Problem to solve: Every entry should be repeated exactly. Omit the pictures.

Provided records:
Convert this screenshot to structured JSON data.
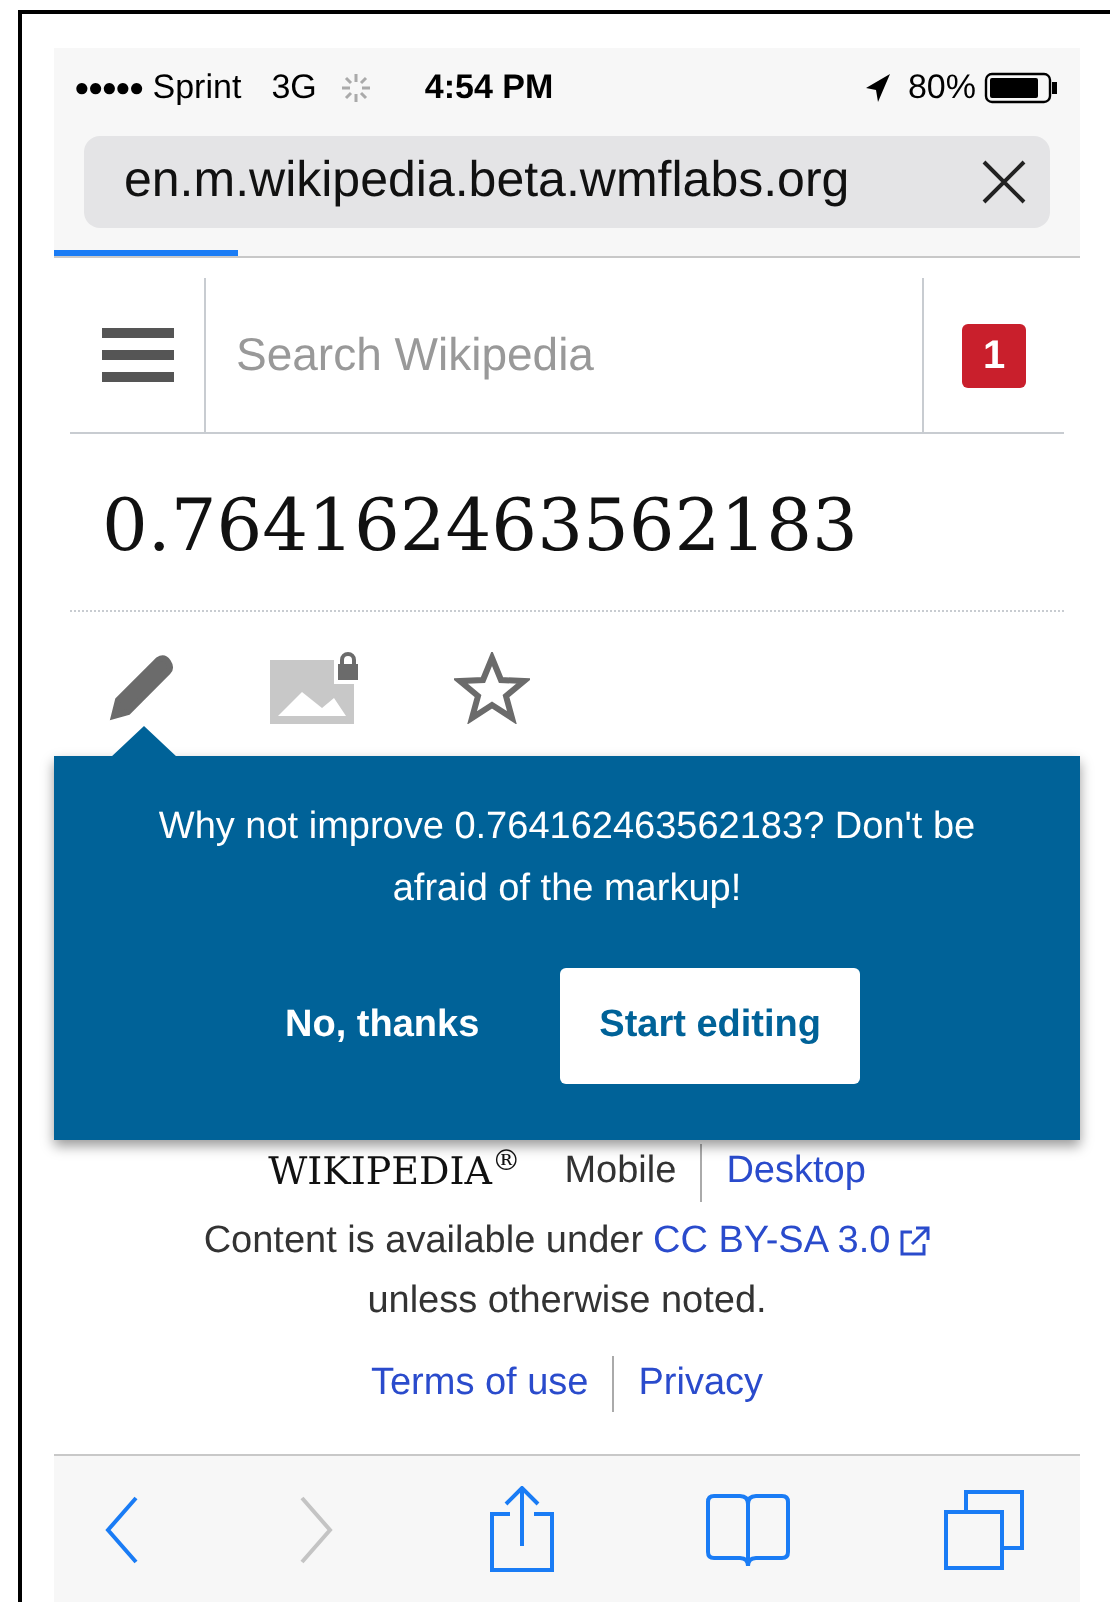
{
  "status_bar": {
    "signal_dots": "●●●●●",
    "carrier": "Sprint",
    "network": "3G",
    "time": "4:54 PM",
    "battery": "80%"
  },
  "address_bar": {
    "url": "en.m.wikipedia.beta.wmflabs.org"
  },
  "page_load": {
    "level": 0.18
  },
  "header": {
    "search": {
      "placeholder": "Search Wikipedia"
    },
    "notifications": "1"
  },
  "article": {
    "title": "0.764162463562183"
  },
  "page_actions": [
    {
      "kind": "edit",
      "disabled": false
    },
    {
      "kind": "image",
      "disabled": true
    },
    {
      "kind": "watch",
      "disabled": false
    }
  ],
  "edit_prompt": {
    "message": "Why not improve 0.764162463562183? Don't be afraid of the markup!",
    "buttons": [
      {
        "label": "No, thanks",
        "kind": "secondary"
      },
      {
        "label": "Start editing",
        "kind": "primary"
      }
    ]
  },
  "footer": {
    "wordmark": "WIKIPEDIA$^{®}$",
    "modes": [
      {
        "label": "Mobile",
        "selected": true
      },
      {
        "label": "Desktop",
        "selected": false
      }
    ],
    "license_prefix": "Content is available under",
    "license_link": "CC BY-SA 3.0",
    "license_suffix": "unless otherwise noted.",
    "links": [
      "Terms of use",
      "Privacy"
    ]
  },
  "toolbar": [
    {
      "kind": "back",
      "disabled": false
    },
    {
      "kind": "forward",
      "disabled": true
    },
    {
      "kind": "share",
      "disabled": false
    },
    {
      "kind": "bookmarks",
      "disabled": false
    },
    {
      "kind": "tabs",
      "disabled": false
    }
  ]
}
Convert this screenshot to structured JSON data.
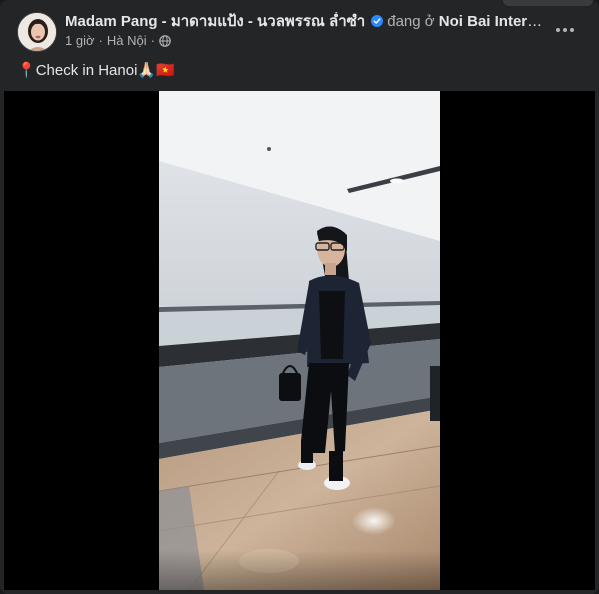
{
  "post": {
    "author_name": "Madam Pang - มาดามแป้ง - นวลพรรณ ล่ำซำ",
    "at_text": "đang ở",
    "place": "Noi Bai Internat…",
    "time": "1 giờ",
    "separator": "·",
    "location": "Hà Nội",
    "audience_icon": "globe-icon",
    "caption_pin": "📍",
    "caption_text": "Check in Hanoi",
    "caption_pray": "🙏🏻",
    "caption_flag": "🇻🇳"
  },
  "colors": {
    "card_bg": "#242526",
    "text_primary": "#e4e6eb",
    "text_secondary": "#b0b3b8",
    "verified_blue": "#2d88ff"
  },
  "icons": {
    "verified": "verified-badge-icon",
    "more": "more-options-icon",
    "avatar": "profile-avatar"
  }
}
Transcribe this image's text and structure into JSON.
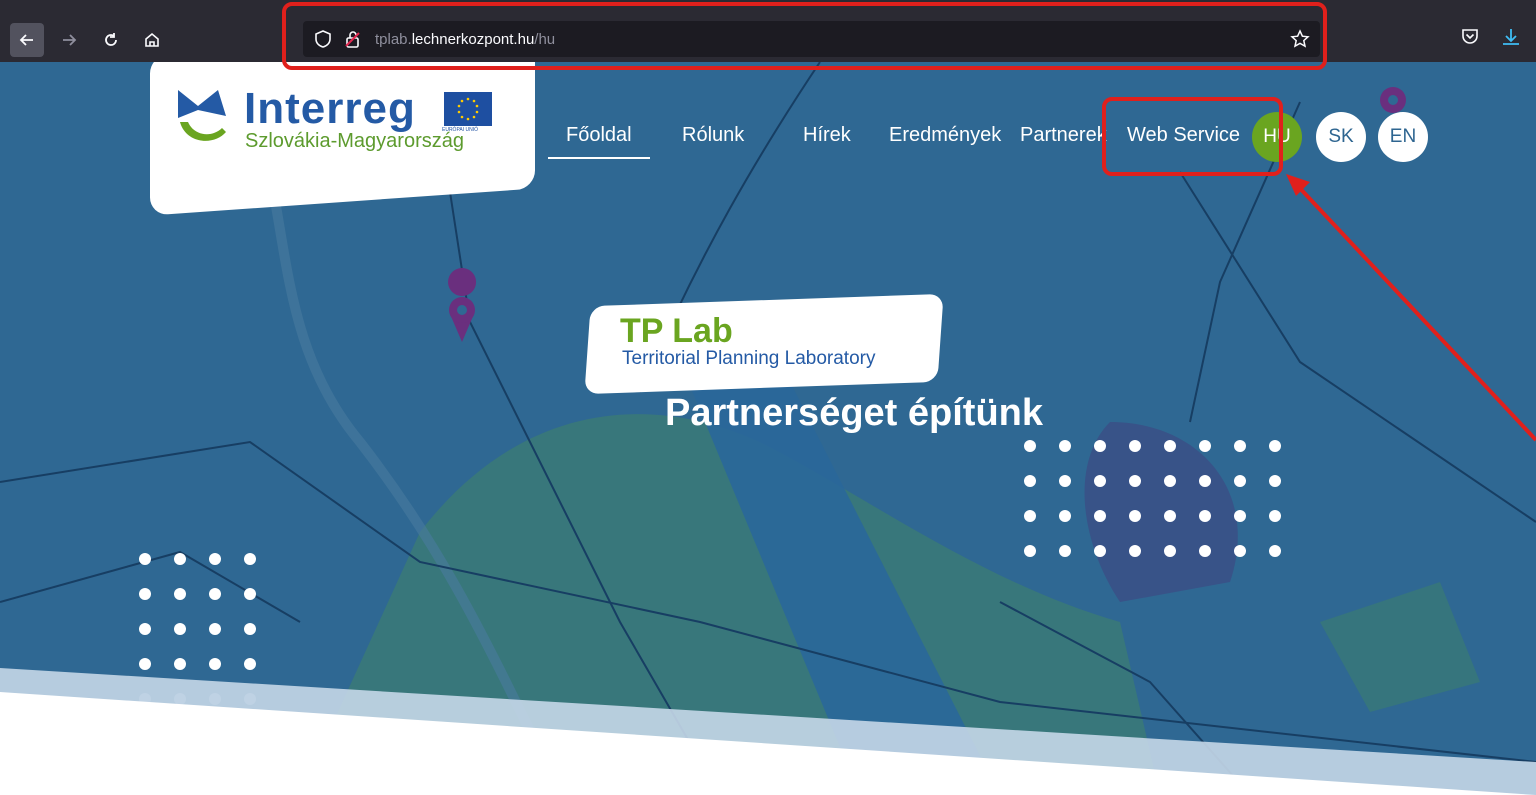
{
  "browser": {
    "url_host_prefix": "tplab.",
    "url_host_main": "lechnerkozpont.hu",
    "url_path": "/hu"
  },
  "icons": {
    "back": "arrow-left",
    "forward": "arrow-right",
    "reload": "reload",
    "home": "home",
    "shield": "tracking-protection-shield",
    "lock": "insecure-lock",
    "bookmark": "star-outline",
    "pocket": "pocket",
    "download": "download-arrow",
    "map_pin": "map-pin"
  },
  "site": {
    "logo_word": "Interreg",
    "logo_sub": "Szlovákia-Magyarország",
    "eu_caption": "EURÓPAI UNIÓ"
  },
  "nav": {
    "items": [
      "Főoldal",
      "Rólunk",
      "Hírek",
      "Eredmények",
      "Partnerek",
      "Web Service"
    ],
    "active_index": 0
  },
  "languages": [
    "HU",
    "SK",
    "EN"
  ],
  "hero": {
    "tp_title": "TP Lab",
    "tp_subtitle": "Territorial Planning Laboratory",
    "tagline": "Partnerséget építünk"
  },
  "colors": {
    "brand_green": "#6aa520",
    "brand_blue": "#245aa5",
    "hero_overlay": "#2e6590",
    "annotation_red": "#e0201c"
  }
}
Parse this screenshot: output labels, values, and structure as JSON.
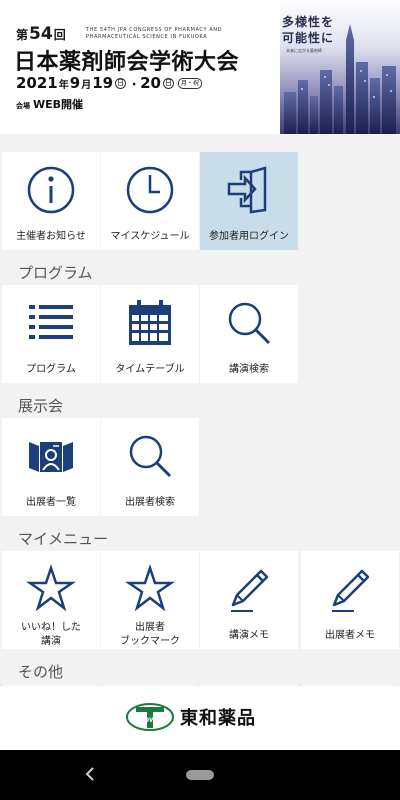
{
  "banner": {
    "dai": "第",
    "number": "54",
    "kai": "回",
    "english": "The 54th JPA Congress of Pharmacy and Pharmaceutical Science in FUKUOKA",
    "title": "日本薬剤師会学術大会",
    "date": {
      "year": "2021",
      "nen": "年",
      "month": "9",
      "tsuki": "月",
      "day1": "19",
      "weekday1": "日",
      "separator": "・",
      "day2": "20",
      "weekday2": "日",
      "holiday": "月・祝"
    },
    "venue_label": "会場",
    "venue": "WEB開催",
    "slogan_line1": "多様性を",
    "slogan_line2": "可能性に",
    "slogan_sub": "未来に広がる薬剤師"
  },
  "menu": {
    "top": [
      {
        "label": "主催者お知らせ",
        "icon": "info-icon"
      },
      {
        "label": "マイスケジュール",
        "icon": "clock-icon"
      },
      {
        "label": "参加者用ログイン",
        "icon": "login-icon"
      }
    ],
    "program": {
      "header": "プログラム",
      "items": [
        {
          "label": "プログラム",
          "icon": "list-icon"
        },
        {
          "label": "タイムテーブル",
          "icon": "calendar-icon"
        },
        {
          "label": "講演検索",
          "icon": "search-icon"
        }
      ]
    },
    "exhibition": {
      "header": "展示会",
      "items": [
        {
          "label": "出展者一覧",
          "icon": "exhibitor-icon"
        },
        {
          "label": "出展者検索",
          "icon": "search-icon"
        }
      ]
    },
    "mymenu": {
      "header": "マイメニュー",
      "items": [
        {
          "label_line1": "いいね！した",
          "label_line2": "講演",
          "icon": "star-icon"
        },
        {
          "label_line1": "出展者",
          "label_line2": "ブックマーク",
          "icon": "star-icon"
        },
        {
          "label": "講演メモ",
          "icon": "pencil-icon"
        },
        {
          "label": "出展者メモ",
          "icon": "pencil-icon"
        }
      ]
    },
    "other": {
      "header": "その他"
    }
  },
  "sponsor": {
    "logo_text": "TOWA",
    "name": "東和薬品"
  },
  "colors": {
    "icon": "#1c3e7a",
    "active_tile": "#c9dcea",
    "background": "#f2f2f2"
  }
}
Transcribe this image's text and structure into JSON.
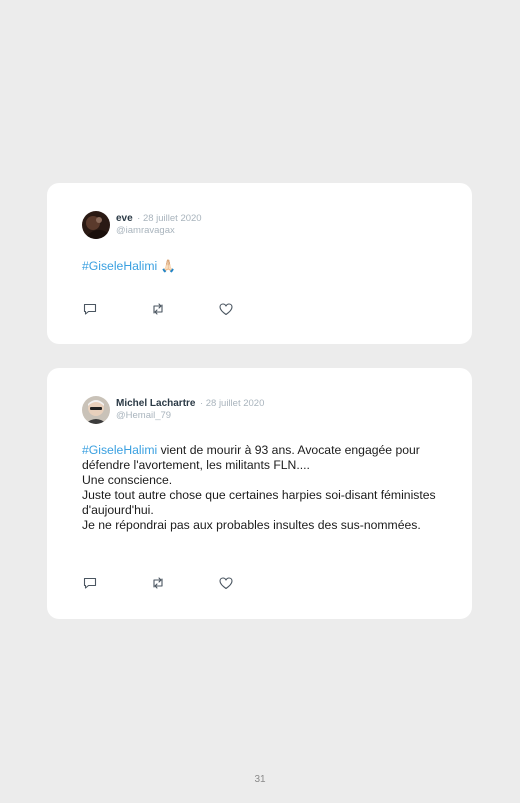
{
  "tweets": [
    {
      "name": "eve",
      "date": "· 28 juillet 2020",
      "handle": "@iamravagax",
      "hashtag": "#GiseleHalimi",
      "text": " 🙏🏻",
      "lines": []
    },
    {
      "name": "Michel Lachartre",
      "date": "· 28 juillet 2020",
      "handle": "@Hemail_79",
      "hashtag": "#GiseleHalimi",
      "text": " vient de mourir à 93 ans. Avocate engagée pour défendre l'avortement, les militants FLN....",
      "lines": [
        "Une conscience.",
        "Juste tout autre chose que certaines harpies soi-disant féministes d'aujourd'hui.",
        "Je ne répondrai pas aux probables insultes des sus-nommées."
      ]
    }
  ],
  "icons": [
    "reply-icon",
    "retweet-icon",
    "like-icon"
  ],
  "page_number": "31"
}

Reply to the task:
Convert this screenshot to structured JSON data.
{
  "status_bar": {
    "signal_dots": "●●●●●",
    "carrier": "Sprint",
    "network": "3G",
    "time": "4:54 PM",
    "battery": "80%"
  },
  "address_bar": {
    "url": "en.m.wikipedia.beta.wmflabs.org"
  },
  "page_load": {
    "level": 0.18
  },
  "header": {
    "search": {
      "placeholder": "Search Wikipedia"
    },
    "notifications": "1"
  },
  "article": {
    "title": "0.764162463562183"
  },
  "page_actions": [
    {
      "kind": "edit",
      "disabled": false
    },
    {
      "kind": "image",
      "disabled": true
    },
    {
      "kind": "watch",
      "disabled": false
    }
  ],
  "edit_prompt": {
    "message": "Why not improve 0.764162463562183? Don't be afraid of the markup!",
    "buttons": [
      {
        "label": "No, thanks",
        "kind": "secondary"
      },
      {
        "label": "Start editing",
        "kind": "primary"
      }
    ]
  },
  "footer": {
    "wordmark": "WIKIPEDIA$^{®}$",
    "modes": [
      {
        "label": "Mobile",
        "selected": true
      },
      {
        "label": "Desktop",
        "selected": false
      }
    ],
    "license_prefix": "Content is available under",
    "license_link": "CC BY-SA 3.0",
    "license_suffix": "unless otherwise noted.",
    "links": [
      "Terms of use",
      "Privacy"
    ]
  },
  "toolbar": [
    {
      "kind": "back",
      "disabled": false
    },
    {
      "kind": "forward",
      "disabled": true
    },
    {
      "kind": "share",
      "disabled": false
    },
    {
      "kind": "bookmarks",
      "disabled": false
    },
    {
      "kind": "tabs",
      "disabled": false
    }
  ]
}
Convert this screenshot to structured JSON data.
{
  "post": {
    "author_name": "Madam Pang - มาดามแป้ง - นวลพรรณ ล่ำซำ",
    "at_text": "đang ở",
    "place": "Noi Bai Internat…",
    "time": "1 giờ",
    "separator": "·",
    "location": "Hà Nội",
    "audience_icon": "globe-icon",
    "caption_pin": "📍",
    "caption_text": "Check in Hanoi",
    "caption_pray": "🙏🏻",
    "caption_flag": "🇻🇳"
  },
  "colors": {
    "card_bg": "#242526",
    "text_primary": "#e4e6eb",
    "text_secondary": "#b0b3b8",
    "verified_blue": "#2d88ff"
  },
  "icons": {
    "verified": "verified-badge-icon",
    "more": "more-options-icon",
    "avatar": "profile-avatar"
  }
}
Transcribe this image's text and structure into JSON.
{
  "browser": {
    "url_host_prefix": "tplab.",
    "url_host_main": "lechnerkozpont.hu",
    "url_path": "/hu"
  },
  "icons": {
    "back": "arrow-left",
    "forward": "arrow-right",
    "reload": "reload",
    "home": "home",
    "shield": "tracking-protection-shield",
    "lock": "insecure-lock",
    "bookmark": "star-outline",
    "pocket": "pocket",
    "download": "download-arrow",
    "map_pin": "map-pin"
  },
  "site": {
    "logo_word": "Interreg",
    "logo_sub": "Szlovákia-Magyarország",
    "eu_caption": "EURÓPAI UNIÓ"
  },
  "nav": {
    "items": [
      "Főoldal",
      "Rólunk",
      "Hírek",
      "Eredmények",
      "Partnerek",
      "Web Service"
    ],
    "active_index": 0
  },
  "languages": [
    "HU",
    "SK",
    "EN"
  ],
  "hero": {
    "tp_title": "TP Lab",
    "tp_subtitle": "Territorial Planning Laboratory",
    "tagline": "Partnerséget építünk"
  },
  "colors": {
    "brand_green": "#6aa520",
    "brand_blue": "#245aa5",
    "hero_overlay": "#2e6590",
    "annotation_red": "#e0201c"
  }
}
Parse this screenshot: output labels, values, and structure as JSON.
{
  "banner": {
    "dai": "第",
    "number": "54",
    "kai": "回",
    "english": "The 54th JPA Congress of Pharmacy and Pharmaceutical Science in FUKUOKA",
    "title": "日本薬剤師会学術大会",
    "date": {
      "year": "2021",
      "nen": "年",
      "month": "9",
      "tsuki": "月",
      "day1": "19",
      "weekday1": "日",
      "separator": "・",
      "day2": "20",
      "weekday2": "日",
      "holiday": "月・祝"
    },
    "venue_label": "会場",
    "venue": "WEB開催",
    "slogan_line1": "多様性を",
    "slogan_line2": "可能性に",
    "slogan_sub": "未来に広がる薬剤師"
  },
  "menu": {
    "top": [
      {
        "label": "主催者お知らせ",
        "icon": "info-icon"
      },
      {
        "label": "マイスケジュール",
        "icon": "clock-icon"
      },
      {
        "label": "参加者用ログイン",
        "icon": "login-icon"
      }
    ],
    "program": {
      "header": "プログラム",
      "items": [
        {
          "label": "プログラム",
          "icon": "list-icon"
        },
        {
          "label": "タイムテーブル",
          "icon": "calendar-icon"
        },
        {
          "label": "講演検索",
          "icon": "search-icon"
        }
      ]
    },
    "exhibition": {
      "header": "展示会",
      "items": [
        {
          "label": "出展者一覧",
          "icon": "exhibitor-icon"
        },
        {
          "label": "出展者検索",
          "icon": "search-icon"
        }
      ]
    },
    "mymenu": {
      "header": "マイメニュー",
      "items": [
        {
          "label_line1": "いいね！した",
          "label_line2": "講演",
          "icon": "star-icon"
        },
        {
          "label_line1": "出展者",
          "label_line2": "ブックマーク",
          "icon": "star-icon"
        },
        {
          "label": "講演メモ",
          "icon": "pencil-icon"
        },
        {
          "label": "出展者メモ",
          "icon": "pencil-icon"
        }
      ]
    },
    "other": {
      "header": "その他"
    }
  },
  "sponsor": {
    "logo_text": "TOWA",
    "name": "東和薬品"
  },
  "colors": {
    "icon": "#1c3e7a",
    "active_tile": "#c9dcea",
    "background": "#f2f2f2"
  }
}
Transcribe this image's text and structure into JSON.
{
  "tweets": [
    {
      "name": "eve",
      "date": "· 28 juillet 2020",
      "handle": "@iamravagax",
      "hashtag": "#GiseleHalimi",
      "text": " 🙏🏻",
      "lines": []
    },
    {
      "name": "Michel Lachartre",
      "date": "· 28 juillet 2020",
      "handle": "@Hemail_79",
      "hashtag": "#GiseleHalimi",
      "text": " vient de mourir à 93 ans. Avocate engagée pour défendre l'avortement, les militants FLN....",
      "lines": [
        "Une conscience.",
        "Juste tout autre chose que certaines harpies soi-disant féministes d'aujourd'hui.",
        "Je ne répondrai pas aux probables insultes des sus-nommées."
      ]
    }
  ],
  "icons": [
    "reply-icon",
    "retweet-icon",
    "like-icon"
  ],
  "page_number": "31"
}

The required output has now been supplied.